**What is required**
Scan the lines below for the word "when". Copy each line you find it in.

Dataset records
# # # # #
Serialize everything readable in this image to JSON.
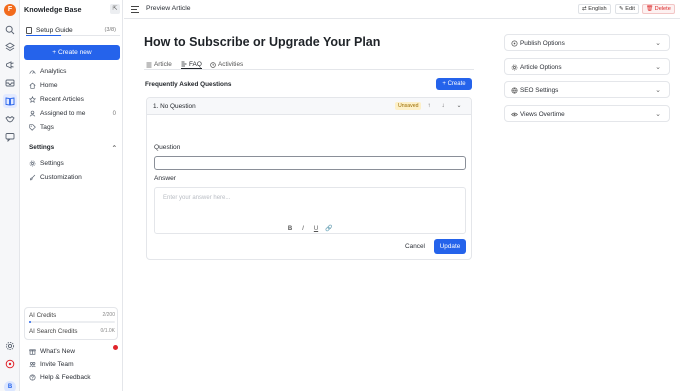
{
  "app": {
    "name": "Knowledge Base",
    "logo_letter": "F",
    "avatar_letter": "B"
  },
  "rail": {
    "icons": [
      "search-icon",
      "layers-icon",
      "megaphone-icon",
      "inbox-icon",
      "book-icon",
      "handshake-icon",
      "chat-icon",
      "settings-icon",
      "alert-icon"
    ]
  },
  "sidebar": {
    "guide": {
      "label": "Setup Guide",
      "count": "(3/8)",
      "progress": 0.375
    },
    "create_label": "+ Create new",
    "items": [
      {
        "label": "Analytics",
        "icon": "analytics-icon"
      },
      {
        "label": "Home",
        "icon": "home-icon"
      },
      {
        "label": "Recent Articles",
        "icon": "star-icon"
      },
      {
        "label": "Assigned to me",
        "icon": "user-icon",
        "count": "0"
      },
      {
        "label": "Tags",
        "icon": "tag-icon"
      }
    ],
    "settings_section": {
      "title": "Settings",
      "items": [
        {
          "label": "Settings",
          "icon": "gear-icon"
        },
        {
          "label": "Customization",
          "icon": "brush-icon"
        }
      ]
    },
    "credits": {
      "ai": {
        "label": "AI Credits",
        "value": "2/200",
        "fraction": 0.01
      },
      "ai_search": {
        "label": "AI Search Credits",
        "value": "0/1.0K",
        "fraction": 0.0
      }
    },
    "footer": [
      {
        "label": "What's New",
        "icon": "gift-icon"
      },
      {
        "label": "Invite Team",
        "icon": "team-icon"
      },
      {
        "label": "Help & Feedback",
        "icon": "help-icon"
      }
    ]
  },
  "topbar": {
    "breadcrumb": "Preview Article",
    "language": "English",
    "edit": "Edit",
    "delete": "Delete"
  },
  "article": {
    "title": "How to Subscribe or Upgrade Your Plan",
    "tabs": [
      {
        "label": "Article",
        "icon": "list-icon"
      },
      {
        "label": "FAQ",
        "icon": "faq-icon"
      },
      {
        "label": "Activities",
        "icon": "activity-icon"
      }
    ],
    "active_tab": "FAQ"
  },
  "faq": {
    "title": "Frequently Asked Questions",
    "create_label": "+ Create",
    "item": {
      "heading": "1. No Question",
      "badge": "Unsaved",
      "question_label": "Question",
      "question_value": "",
      "answer_label": "Answer",
      "answer_placeholder": "Enter your answer here...",
      "format_buttons": [
        "B",
        "I",
        "U",
        "🔗"
      ],
      "cancel": "Cancel",
      "update": "Update"
    }
  },
  "right_panel": [
    {
      "label": "Publish Options",
      "icon": "publish-icon"
    },
    {
      "label": "Article Options",
      "icon": "gear-icon"
    },
    {
      "label": "SEO Settings",
      "icon": "seo-icon"
    },
    {
      "label": "Views Overtime",
      "icon": "eye-icon"
    }
  ],
  "colors": {
    "primary": "#2563eb",
    "brand": "#f26b1d",
    "danger": "#dc2626",
    "warning_bg": "#fdf0c8",
    "notification": "#e0242b"
  }
}
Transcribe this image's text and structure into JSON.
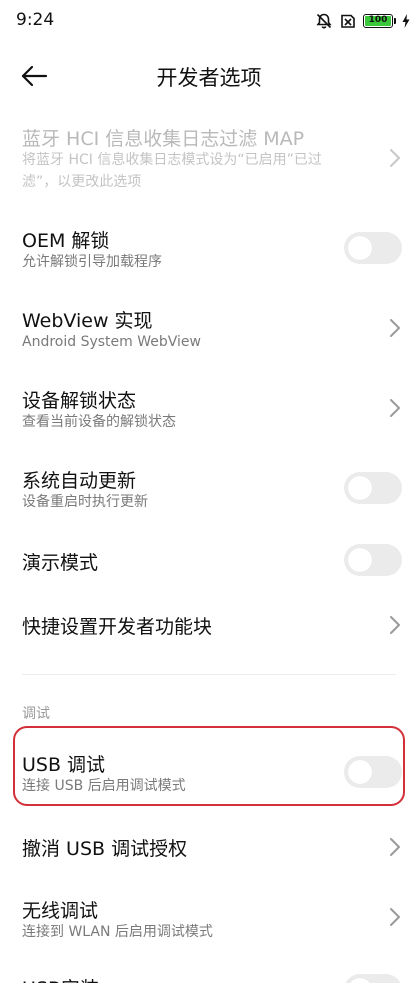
{
  "status_bar": {
    "time": "9:24",
    "battery_level": "100",
    "battery_color": "#3cc83c",
    "icons": [
      "mute-icon",
      "no-sim-icon",
      "battery-icon",
      "charging-icon"
    ]
  },
  "header": {
    "title": "开发者选项",
    "back_icon": "arrow-left-icon"
  },
  "rows": {
    "bt_hci": {
      "title": "蓝牙 HCI 信息收集日志过滤 MAP",
      "sub_line1": "将蓝牙 HCI 信息收集日志模式设为“已启用”已过",
      "sub_line2": "滤”，以更改此选项",
      "control": "chevron",
      "disabled": true
    },
    "oem_unlock": {
      "title": "OEM 解锁",
      "sub": "允许解锁引导加载程序",
      "control": "toggle",
      "on": false
    },
    "webview": {
      "title": "WebView 实现",
      "sub": "Android System WebView",
      "control": "chevron"
    },
    "device_lock": {
      "title": "设备解锁状态",
      "sub": "查看当前设备的解锁状态",
      "control": "chevron"
    },
    "auto_update": {
      "title": "系统自动更新",
      "sub": "设备重启时执行更新",
      "control": "toggle",
      "on": false
    },
    "demo_mode": {
      "title": "演示模式",
      "control": "toggle",
      "on": false
    },
    "quick_tiles": {
      "title": "快捷设置开发者功能块",
      "control": "chevron"
    },
    "usb_debug": {
      "title": "USB 调试",
      "sub": "连接 USB 后启用调试模式",
      "control": "toggle",
      "on": false
    },
    "revoke_usb": {
      "title": "撤消 USB 调试授权",
      "control": "chevron"
    },
    "wireless_debug": {
      "title": "无线调试",
      "sub": "连接到 WLAN 后启用调试模式",
      "control": "chevron"
    },
    "usb_install": {
      "title": "USB安装",
      "control": "toggle",
      "on": false
    }
  },
  "section": {
    "debug_label": "调试"
  },
  "highlight_color": "#d4303a"
}
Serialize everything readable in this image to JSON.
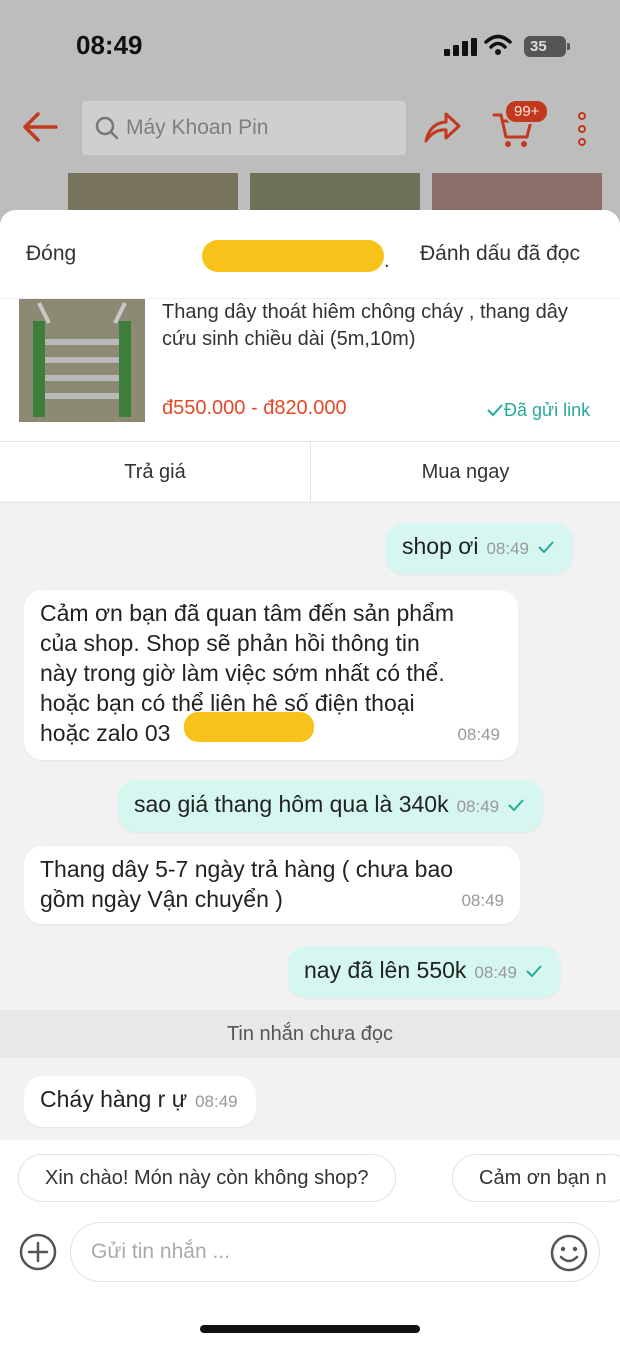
{
  "status_bar": {
    "time": "08:49",
    "battery": "35"
  },
  "nav": {
    "search_placeholder": "Máy Khoan Pin",
    "cart_badge": "99+"
  },
  "header": {
    "close_label": "Đóng",
    "separator": ".",
    "mark_read_label": "Đánh dấu đã đọc"
  },
  "product": {
    "title": "Thang dây thoát hiêm chông cháy , thang dây cứu sinh chiều dài (5m,10m)",
    "price": "đ550.000 - đ820.000",
    "sent_link": "Đã gửi link",
    "bargain_label": "Trả giá",
    "buy_now_label": "Mua ngay"
  },
  "messages": [
    {
      "direction": "out",
      "text": "shop ơi",
      "time": "08:49"
    },
    {
      "direction": "in",
      "lines": [
        "Cảm ơn bạn đã quan tâm đến sản phẩm",
        "của shop. Shop sẽ phản hồi thông tin",
        "này trong giờ làm việc sớm nhất có thể.",
        "hoặc bạn có thể liên hệ số điện thoại",
        "hoặc zalo 03"
      ],
      "time": "08:49"
    },
    {
      "direction": "out",
      "text": "sao giá thang hôm qua là 340k",
      "time": "08:49"
    },
    {
      "direction": "in",
      "lines": [
        "Thang dây 5-7 ngày trả hàng ( chưa bao",
        "gồm ngày Vận chuyển )"
      ],
      "time": "08:49"
    },
    {
      "direction": "out",
      "text": "nay đã lên 550k",
      "time": "08:49"
    },
    {
      "direction": "in",
      "text": "Cháy hàng r ự",
      "time": "08:49"
    }
  ],
  "unread_divider": "Tin nhắn chưa đọc",
  "suggestions": [
    "Xin chào! Món này còn không shop?",
    "Cảm ơn bạn n"
  ],
  "composer": {
    "placeholder": "Gửi tin nhắn ..."
  },
  "colors": {
    "brand": "#ee4d2d",
    "outgoing_bubble": "#d6f6f0",
    "check": "#26aa99",
    "price": "#e24a27"
  }
}
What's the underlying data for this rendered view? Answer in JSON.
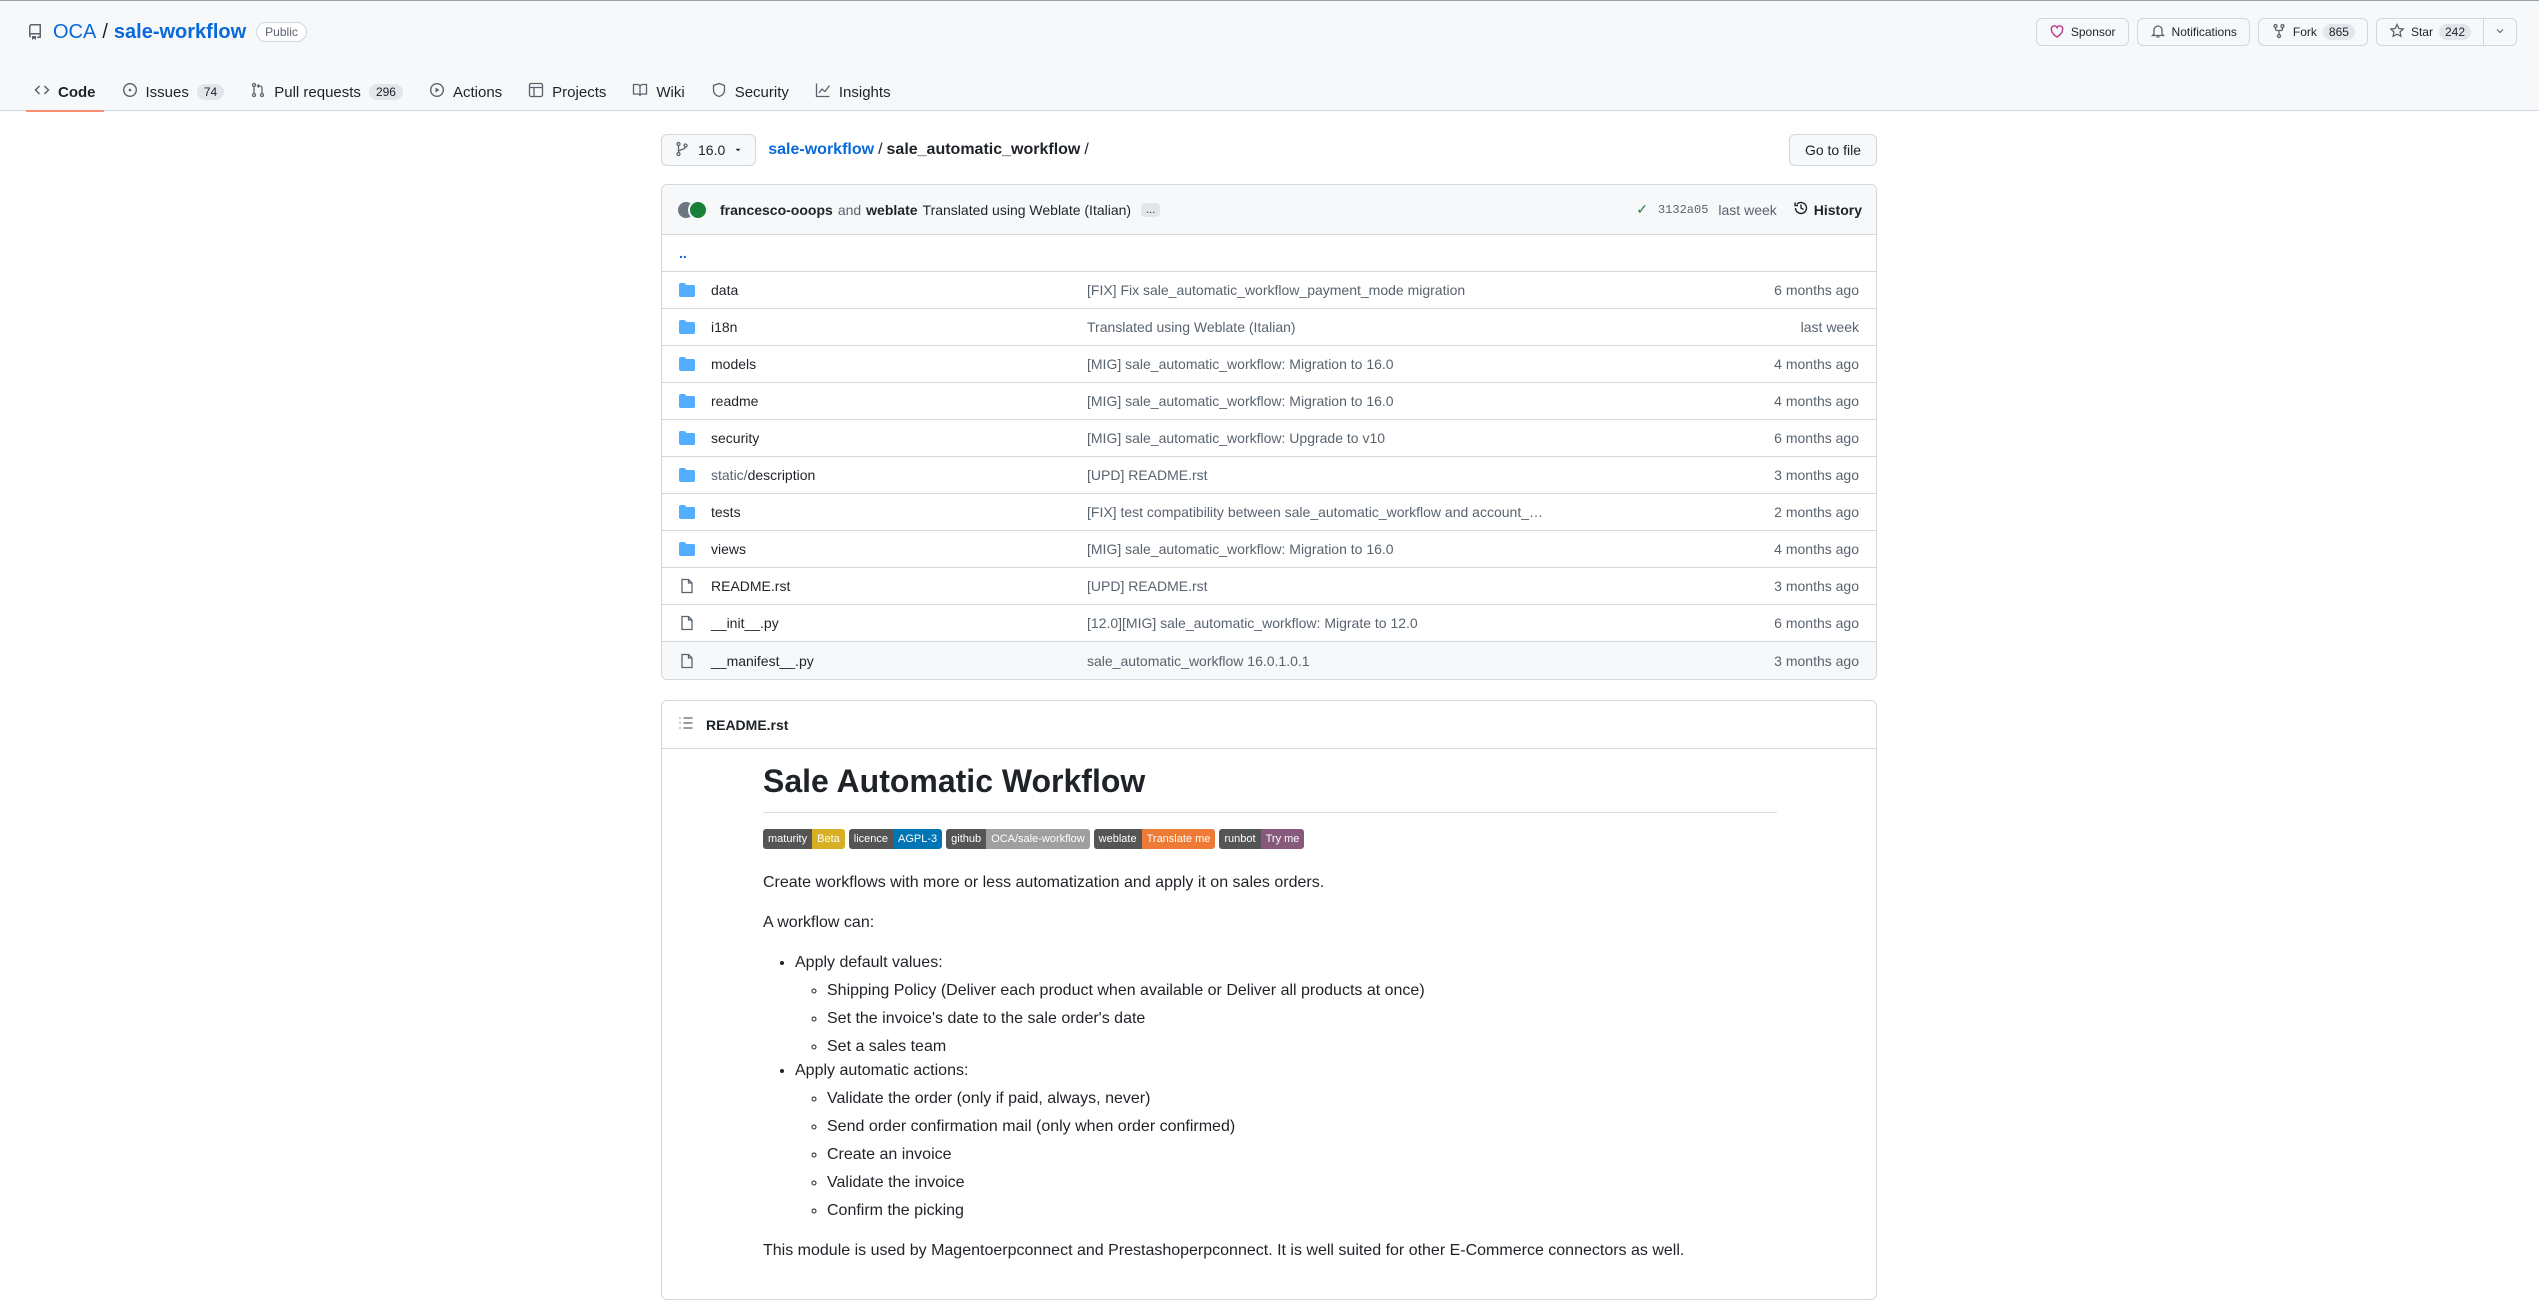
{
  "header": {
    "owner": "OCA",
    "separator": "/",
    "repo": "sale-workflow",
    "visibility": "Public",
    "sponsor_label": "Sponsor",
    "notifications_label": "Notifications",
    "fork_label": "Fork",
    "fork_count": "865",
    "star_label": "Star",
    "star_count": "242"
  },
  "tabs": [
    {
      "label": "Code",
      "count": ""
    },
    {
      "label": "Issues",
      "count": "74"
    },
    {
      "label": "Pull requests",
      "count": "296"
    },
    {
      "label": "Actions",
      "count": ""
    },
    {
      "label": "Projects",
      "count": ""
    },
    {
      "label": "Wiki",
      "count": ""
    },
    {
      "label": "Security",
      "count": ""
    },
    {
      "label": "Insights",
      "count": ""
    }
  ],
  "path": {
    "branch": "16.0",
    "repo_link": "sale-workflow",
    "sep": "/",
    "folder": "sale_automatic_workflow",
    "trail": "/",
    "go_to_file": "Go to file"
  },
  "commit": {
    "author1": "francesco-ooops",
    "and": "and",
    "author2": "weblate",
    "message": "Translated using Weblate (Italian)",
    "ellipsis": "...",
    "sha": "3132a05",
    "when": "last week",
    "history_label": "History"
  },
  "updir": "..",
  "files": [
    {
      "type": "dir",
      "prefix": "",
      "name": "data",
      "message": "[FIX] Fix sale_automatic_workflow_payment_mode migration",
      "age": "6 months ago"
    },
    {
      "type": "dir",
      "prefix": "",
      "name": "i18n",
      "message": "Translated using Weblate (Italian)",
      "age": "last week"
    },
    {
      "type": "dir",
      "prefix": "",
      "name": "models",
      "message": "[MIG] sale_automatic_workflow: Migration to 16.0",
      "age": "4 months ago"
    },
    {
      "type": "dir",
      "prefix": "",
      "name": "readme",
      "message": "[MIG] sale_automatic_workflow: Migration to 16.0",
      "age": "4 months ago"
    },
    {
      "type": "dir",
      "prefix": "",
      "name": "security",
      "message": "[MIG] sale_automatic_workflow: Upgrade to v10",
      "age": "6 months ago"
    },
    {
      "type": "dir",
      "prefix": "static/",
      "name": "description",
      "message": "[UPD] README.rst",
      "age": "3 months ago"
    },
    {
      "type": "dir",
      "prefix": "",
      "name": "tests",
      "message": "[FIX] test compatibility between sale_automatic_workflow and account_…",
      "age": "2 months ago"
    },
    {
      "type": "dir",
      "prefix": "",
      "name": "views",
      "message": "[MIG] sale_automatic_workflow: Migration to 16.0",
      "age": "4 months ago"
    },
    {
      "type": "file",
      "prefix": "",
      "name": "README.rst",
      "message": "[UPD] README.rst",
      "age": "3 months ago"
    },
    {
      "type": "file",
      "prefix": "",
      "name": "__init__.py",
      "message": "[12.0][MIG] sale_automatic_workflow: Migrate to 12.0",
      "age": "6 months ago"
    },
    {
      "type": "file",
      "prefix": "",
      "name": "__manifest__.py",
      "message": "sale_automatic_workflow 16.0.1.0.1",
      "age": "3 months ago"
    }
  ],
  "readme": {
    "filename": "README.rst",
    "title": "Sale Automatic Workflow",
    "badges": [
      {
        "left": "maturity",
        "right": "Beta",
        "color": "#d6af22"
      },
      {
        "left": "licence",
        "right": "AGPL-3",
        "color": "#0075b5"
      },
      {
        "left": "github",
        "right": "OCA/sale-workflow",
        "color": "#9f9f9f"
      },
      {
        "left": "weblate",
        "right": "Translate me",
        "color": "#ee7b35"
      },
      {
        "left": "runbot",
        "right": "Try me",
        "color": "#875a7b"
      }
    ],
    "intro": "Create workflows with more or less automatization and apply it on sales orders.",
    "can": "A workflow can:",
    "defaults_title": "Apply default values:",
    "defaults": [
      "Shipping Policy (Deliver each product when available or Deliver all products at once)",
      "Set the invoice's date to the sale order's date",
      "Set a sales team"
    ],
    "actions_title": "Apply automatic actions:",
    "actions": [
      "Validate the order (only if paid, always, never)",
      "Send order confirmation mail (only when order confirmed)",
      "Create an invoice",
      "Validate the invoice",
      "Confirm the picking"
    ],
    "footer": "This module is used by Magentoerpconnect and Prestashoperpconnect. It is well suited for other E-Commerce connectors as well."
  }
}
# # # # #
**Final answer**
    "when": "last week",
      "Shipping Policy (Deliver each product when available or Deliver all products at once)",
      "Send order confirmation mail (only when order confirmed)",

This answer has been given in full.